> _Task details_: Write out the data below word for word, starting at the very beginning and ending with the line that contains "scale-tick-50: 50 bbox=[27, 599, 39, 610]".

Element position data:
--- START ---

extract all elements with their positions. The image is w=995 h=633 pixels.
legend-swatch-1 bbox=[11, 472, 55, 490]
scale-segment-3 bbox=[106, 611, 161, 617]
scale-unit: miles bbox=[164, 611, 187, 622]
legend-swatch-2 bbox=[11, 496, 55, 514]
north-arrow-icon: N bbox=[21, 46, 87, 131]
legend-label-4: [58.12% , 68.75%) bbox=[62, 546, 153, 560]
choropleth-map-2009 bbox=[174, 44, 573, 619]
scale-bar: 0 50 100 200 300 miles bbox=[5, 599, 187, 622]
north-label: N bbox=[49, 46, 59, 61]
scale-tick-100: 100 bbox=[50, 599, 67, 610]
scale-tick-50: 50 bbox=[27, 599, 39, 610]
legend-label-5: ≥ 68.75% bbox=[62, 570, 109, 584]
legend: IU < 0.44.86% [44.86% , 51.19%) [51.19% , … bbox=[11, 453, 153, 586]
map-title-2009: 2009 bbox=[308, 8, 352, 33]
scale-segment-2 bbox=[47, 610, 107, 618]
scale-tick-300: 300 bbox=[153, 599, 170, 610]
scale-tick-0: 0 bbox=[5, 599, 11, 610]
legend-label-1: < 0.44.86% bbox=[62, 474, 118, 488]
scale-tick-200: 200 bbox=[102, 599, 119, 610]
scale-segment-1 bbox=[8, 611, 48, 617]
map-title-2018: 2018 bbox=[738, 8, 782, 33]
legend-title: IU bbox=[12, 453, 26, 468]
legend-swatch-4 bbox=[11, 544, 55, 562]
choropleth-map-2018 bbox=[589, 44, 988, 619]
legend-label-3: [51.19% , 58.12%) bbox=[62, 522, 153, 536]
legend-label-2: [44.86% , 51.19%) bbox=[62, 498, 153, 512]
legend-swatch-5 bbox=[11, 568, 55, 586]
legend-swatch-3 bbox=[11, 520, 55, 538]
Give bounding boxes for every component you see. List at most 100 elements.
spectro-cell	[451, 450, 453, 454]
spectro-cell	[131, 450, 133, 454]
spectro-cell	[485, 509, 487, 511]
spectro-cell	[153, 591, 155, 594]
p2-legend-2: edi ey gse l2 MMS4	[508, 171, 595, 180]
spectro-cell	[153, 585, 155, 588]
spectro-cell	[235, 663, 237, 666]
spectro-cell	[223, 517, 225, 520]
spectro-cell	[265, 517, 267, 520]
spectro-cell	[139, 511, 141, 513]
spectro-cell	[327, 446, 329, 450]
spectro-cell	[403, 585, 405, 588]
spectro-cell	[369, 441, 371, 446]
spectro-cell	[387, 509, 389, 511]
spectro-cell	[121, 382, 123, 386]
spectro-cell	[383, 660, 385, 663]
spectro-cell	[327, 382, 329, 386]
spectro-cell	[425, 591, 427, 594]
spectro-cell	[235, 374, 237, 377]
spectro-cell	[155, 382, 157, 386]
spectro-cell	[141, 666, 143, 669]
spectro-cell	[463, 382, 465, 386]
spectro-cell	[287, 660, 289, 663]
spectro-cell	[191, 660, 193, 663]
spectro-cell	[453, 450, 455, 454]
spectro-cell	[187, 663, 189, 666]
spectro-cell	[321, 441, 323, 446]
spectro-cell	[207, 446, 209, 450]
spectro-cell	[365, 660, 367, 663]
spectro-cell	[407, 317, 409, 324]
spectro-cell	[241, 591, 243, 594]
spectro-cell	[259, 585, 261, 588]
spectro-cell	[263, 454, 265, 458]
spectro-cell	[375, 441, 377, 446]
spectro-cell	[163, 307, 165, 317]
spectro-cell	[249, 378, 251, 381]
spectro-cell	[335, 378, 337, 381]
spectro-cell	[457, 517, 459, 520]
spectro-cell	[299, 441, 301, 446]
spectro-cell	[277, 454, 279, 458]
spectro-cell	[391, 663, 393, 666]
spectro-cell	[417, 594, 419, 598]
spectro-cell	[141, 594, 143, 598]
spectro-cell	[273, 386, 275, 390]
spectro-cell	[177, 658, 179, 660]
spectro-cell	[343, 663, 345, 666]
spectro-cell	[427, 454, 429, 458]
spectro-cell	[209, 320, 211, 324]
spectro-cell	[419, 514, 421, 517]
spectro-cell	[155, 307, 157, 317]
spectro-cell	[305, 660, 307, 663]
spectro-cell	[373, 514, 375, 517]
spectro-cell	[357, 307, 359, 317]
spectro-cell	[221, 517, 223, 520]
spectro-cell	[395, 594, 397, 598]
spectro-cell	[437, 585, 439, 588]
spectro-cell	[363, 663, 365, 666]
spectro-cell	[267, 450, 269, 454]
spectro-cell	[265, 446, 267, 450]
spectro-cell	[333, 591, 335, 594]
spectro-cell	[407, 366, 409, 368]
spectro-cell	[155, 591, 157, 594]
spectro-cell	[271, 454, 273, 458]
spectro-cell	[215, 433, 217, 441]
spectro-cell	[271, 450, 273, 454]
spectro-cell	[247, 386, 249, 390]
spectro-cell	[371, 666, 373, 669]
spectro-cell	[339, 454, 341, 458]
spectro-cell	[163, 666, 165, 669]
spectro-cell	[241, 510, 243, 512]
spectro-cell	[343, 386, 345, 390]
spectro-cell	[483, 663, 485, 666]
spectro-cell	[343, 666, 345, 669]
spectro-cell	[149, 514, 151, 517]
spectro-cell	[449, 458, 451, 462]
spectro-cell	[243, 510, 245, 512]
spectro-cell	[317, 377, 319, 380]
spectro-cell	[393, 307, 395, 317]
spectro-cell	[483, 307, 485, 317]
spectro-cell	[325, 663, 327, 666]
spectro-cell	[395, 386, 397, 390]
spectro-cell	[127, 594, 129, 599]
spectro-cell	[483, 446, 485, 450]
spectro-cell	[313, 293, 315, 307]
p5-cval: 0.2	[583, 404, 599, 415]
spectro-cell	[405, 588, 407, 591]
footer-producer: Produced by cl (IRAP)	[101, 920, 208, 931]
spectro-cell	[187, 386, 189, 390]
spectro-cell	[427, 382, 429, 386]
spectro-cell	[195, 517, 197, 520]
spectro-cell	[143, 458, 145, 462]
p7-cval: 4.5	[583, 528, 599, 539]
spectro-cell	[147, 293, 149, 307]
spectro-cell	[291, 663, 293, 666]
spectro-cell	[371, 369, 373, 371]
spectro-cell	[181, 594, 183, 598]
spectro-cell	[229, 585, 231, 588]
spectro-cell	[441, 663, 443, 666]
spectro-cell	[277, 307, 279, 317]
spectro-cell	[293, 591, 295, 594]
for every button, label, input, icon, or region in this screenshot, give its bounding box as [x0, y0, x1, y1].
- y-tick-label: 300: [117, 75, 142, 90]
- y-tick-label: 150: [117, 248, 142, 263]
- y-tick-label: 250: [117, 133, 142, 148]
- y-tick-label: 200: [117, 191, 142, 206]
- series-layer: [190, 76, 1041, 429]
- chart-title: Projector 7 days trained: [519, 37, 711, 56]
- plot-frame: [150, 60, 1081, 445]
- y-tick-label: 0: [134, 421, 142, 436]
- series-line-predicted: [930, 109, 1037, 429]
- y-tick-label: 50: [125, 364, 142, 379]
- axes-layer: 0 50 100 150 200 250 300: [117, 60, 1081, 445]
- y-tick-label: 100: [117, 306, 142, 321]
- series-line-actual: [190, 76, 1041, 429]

--- END ---

> _Written answer_:
extract all elements with their positions. The image is w=995 h=633 pixels.
legend-swatch-1 bbox=[11, 472, 55, 490]
scale-segment-3 bbox=[106, 611, 161, 617]
scale-unit: miles bbox=[164, 611, 187, 622]
legend-swatch-2 bbox=[11, 496, 55, 514]
north-arrow-icon: N bbox=[21, 46, 87, 131]
legend-label-4: [58.12% , 68.75%) bbox=[62, 546, 153, 560]
choropleth-map-2009 bbox=[174, 44, 573, 619]
scale-bar: 0 50 100 200 300 miles bbox=[5, 599, 187, 622]
north-label: N bbox=[49, 46, 59, 61]
scale-tick-100: 100 bbox=[50, 599, 67, 610]
scale-tick-50: 50 bbox=[27, 599, 39, 610]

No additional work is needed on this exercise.